**Source passage**.
————————

I’ve filled up five whole moleskin journals over the course of a year (that’s a lot of pages) with my thoughts, worries, goals, rants, whining, etc. It always surprises me how helpful writing for myself turns out to be. I sometimes get going and things I never realized or thought of in a certain way before just pop out on the page and I learn something important. I like to keep it low on the commitment level so that I don’t set myself up for feeling guilty or disappointed in myself-if I feel like writing, I do, if not, I don’t. I’ve found it helpful to have a journal in my bag that I carry and/or by my bed for those moments when you are in the mood. I’ve done several other things, too.
I’ve been to a meditation retreat for beginners to learn more about meditation as a technique for all sort of things, but more specifically, how to manage my anxiety and its influence on my eating habits. I was nervous before going, but often communities that practice, share and teach meditation (I found mindfulness meditation to be my favorite) tend to be really welcoming and friendly. At first it was very new to me, but since it is based on yourself and where you are at, you can take it at your own pace and make if your own practice…that’s why they call it a mediation practice. It was really helpful for teaching me the fundamentals of mediation and I am now able to translate it to my real, everyday life.

————————

**Exercises**.
a. Reproduce the passage on journaling and meditation between "I’ve been to" and "real, everyday life.", inclusive.
b. Decide whether each statement agrees with the passage on journaling and meditation. Answer yes or no, and quote the words that decide it. (i) The writer filled five moleskin journals in about a year. (ii) The writer makes a point of journaling every day. (iii) Mindfulness meditation was the writer's favorite kind.
None of the data is needed.

**Provided data**.
————————

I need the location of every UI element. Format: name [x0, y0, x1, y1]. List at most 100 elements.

————————

**Solutions below**.
a.
I’ve been to a meditation retreat for beginners to learn more about meditation as a technique for all sort of things, but more specifically, how to manage my anxiety and its influence on my eating habits. I was nervous before going, but often communities that practice, share and teach meditation (I found mindfulness meditation to be my favorite) tend to be really welcoming and friendly. At first it was very new to me, but since it is based on yourself and where you are at, you can take it at your own pace and make if your own practice…that’s why they call it a mediation practice. It was really helpful for teaching me the fundamentals of mediation and I am now able to translate it to my real, everyday life.

b.
(i) Yes: "I’ve filled up five whole moleskin journals over the course of a year"
(ii) No: "if I feel like writing, I do, if not, I don’t"
(iii) Yes: "I found mindfulness meditation to be my favorite"